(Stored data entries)

○ ○ ○ ○ ○

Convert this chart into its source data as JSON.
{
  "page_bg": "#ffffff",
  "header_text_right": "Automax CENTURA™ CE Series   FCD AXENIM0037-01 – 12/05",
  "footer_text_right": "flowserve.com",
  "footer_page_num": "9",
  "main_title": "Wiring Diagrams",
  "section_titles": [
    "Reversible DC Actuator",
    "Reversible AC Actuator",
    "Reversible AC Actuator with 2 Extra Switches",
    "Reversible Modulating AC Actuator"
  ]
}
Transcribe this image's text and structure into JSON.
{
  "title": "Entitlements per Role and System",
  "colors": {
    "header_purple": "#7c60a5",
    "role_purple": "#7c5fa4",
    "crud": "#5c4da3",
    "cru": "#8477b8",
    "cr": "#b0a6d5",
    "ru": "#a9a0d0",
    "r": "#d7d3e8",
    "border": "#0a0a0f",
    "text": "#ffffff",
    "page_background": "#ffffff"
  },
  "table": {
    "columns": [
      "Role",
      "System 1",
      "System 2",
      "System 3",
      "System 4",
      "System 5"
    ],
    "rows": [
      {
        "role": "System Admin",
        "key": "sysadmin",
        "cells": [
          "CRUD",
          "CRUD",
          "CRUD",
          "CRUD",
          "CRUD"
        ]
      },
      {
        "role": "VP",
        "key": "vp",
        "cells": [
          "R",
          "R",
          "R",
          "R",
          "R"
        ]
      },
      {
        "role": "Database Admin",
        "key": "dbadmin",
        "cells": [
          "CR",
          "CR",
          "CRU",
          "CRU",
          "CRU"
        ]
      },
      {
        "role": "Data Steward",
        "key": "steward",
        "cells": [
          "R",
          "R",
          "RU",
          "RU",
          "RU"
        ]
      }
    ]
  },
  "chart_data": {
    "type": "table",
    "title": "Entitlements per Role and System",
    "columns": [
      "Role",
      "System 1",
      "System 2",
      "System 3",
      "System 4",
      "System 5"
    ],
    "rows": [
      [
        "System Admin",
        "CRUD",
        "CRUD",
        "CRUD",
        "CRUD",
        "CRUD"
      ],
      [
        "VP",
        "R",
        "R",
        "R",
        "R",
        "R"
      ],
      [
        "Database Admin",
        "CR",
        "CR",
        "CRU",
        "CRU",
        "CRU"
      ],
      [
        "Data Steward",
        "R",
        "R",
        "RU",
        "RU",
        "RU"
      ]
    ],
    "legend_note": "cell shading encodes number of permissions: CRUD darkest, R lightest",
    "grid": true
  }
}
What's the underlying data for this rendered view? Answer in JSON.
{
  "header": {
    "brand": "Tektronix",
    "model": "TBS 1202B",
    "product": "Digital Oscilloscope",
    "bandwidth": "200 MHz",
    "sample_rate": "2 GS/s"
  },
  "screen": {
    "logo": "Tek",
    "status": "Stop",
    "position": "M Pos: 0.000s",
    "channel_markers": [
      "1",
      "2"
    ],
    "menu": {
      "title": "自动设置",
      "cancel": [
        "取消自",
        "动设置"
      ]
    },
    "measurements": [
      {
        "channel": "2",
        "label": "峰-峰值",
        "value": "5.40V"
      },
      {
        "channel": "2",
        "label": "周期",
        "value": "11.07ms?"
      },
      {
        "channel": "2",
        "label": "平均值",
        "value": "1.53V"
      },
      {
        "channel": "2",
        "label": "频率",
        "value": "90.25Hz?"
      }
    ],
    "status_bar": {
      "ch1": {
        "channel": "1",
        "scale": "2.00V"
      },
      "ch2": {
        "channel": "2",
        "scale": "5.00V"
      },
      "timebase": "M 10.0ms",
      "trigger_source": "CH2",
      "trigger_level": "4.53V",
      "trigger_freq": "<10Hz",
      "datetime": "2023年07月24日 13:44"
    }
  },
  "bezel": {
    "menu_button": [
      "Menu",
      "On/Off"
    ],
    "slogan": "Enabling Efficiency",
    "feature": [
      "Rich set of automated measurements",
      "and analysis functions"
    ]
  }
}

○ ○ ○ ○ ○

## EXERCISE REQUIREMENTS
Repeat the data precisely, line by line.

## FINISHED EXERCISE
Convert this chart into its source data as JSON.
{
  "page_bg": "#ffffff",
  "header_text_right": "Automax CENTURA™ CE Series   FCD AXENIM0037-01 – 12/05",
  "footer_text_right": "flowserve.com",
  "footer_page_num": "9",
  "main_title": "Wiring Diagrams",
  "section_titles": [
    "Reversible DC Actuator",
    "Reversible AC Actuator",
    "Reversible AC Actuator with 2 Extra Switches",
    "Reversible Modulating AC Actuator"
  ]
}
Transcribe this image's text and structure into JSON.
{
  "title": "Entitlements per Role and System",
  "colors": {
    "header_purple": "#7c60a5",
    "role_purple": "#7c5fa4",
    "crud": "#5c4da3",
    "cru": "#8477b8",
    "cr": "#b0a6d5",
    "ru": "#a9a0d0",
    "r": "#d7d3e8",
    "border": "#0a0a0f",
    "text": "#ffffff",
    "page_background": "#ffffff"
  },
  "table": {
    "columns": [
      "Role",
      "System 1",
      "System 2",
      "System 3",
      "System 4",
      "System 5"
    ],
    "rows": [
      {
        "role": "System Admin",
        "key": "sysadmin",
        "cells": [
          "CRUD",
          "CRUD",
          "CRUD",
          "CRUD",
          "CRUD"
        ]
      },
      {
        "role": "VP",
        "key": "vp",
        "cells": [
          "R",
          "R",
          "R",
          "R",
          "R"
        ]
      },
      {
        "role": "Database Admin",
        "key": "dbadmin",
        "cells": [
          "CR",
          "CR",
          "CRU",
          "CRU",
          "CRU"
        ]
      },
      {
        "role": "Data Steward",
        "key": "steward",
        "cells": [
          "R",
          "R",
          "RU",
          "RU",
          "RU"
        ]
      }
    ]
  },
  "chart_data": {
    "type": "table",
    "title": "Entitlements per Role and System",
    "columns": [
      "Role",
      "System 1",
      "System 2",
      "System 3",
      "System 4",
      "System 5"
    ],
    "rows": [
      [
        "System Admin",
        "CRUD",
        "CRUD",
        "CRUD",
        "CRUD",
        "CRUD"
      ],
      [
        "VP",
        "R",
        "R",
        "R",
        "R",
        "R"
      ],
      [
        "Database Admin",
        "CR",
        "CR",
        "CRU",
        "CRU",
        "CRU"
      ],
      [
        "Data Steward",
        "R",
        "R",
        "RU",
        "RU",
        "RU"
      ]
    ],
    "legend_note": "cell shading encodes number of permissions: CRUD darkest, R lightest",
    "grid": true
  }
}
What's the underlying data for this rendered view? Answer in JSON.
{
  "header": {
    "brand": "Tektronix",
    "model": "TBS 1202B",
    "product": "Digital Oscilloscope",
    "bandwidth": "200 MHz",
    "sample_rate": "2 GS/s"
  },
  "screen": {
    "logo": "Tek",
    "status": "Stop",
    "position": "M Pos: 0.000s",
    "channel_markers": [
      "1",
      "2"
    ],
    "menu": {
      "title": "自动设置",
      "cancel": [
        "取消自",
        "动设置"
      ]
    },
    "measurements": [
      {
        "channel": "2",
        "label": "峰-峰值",
        "value": "5.40V"
      },
      {
        "channel": "2",
        "label": "周期",
        "value": "11.07ms?"
      },
      {
        "channel": "2",
        "label": "平均值",
        "value": "1.53V"
      },
      {
        "channel": "2",
        "label": "频率",
        "value": "90.25Hz?"
      }
    ],
    "status_bar": {
      "ch1": {
        "channel": "1",
        "scale": "2.00V"
      },
      "ch2": {
        "channel": "2",
        "scale": "5.00V"
      },
      "timebase": "M 10.0ms",
      "trigger_source": "CH2",
      "trigger_level": "4.53V",
      "trigger_freq": "<10Hz",
      "datetime": "2023年07月24日 13:44"
    }
  },
  "bezel": {
    "menu_button": [
      "Menu",
      "On/Off"
    ],
    "slogan": "Enabling Efficiency",
    "feature": [
      "Rich set of automated measurements",
      "and analysis functions"
    ]
  }
}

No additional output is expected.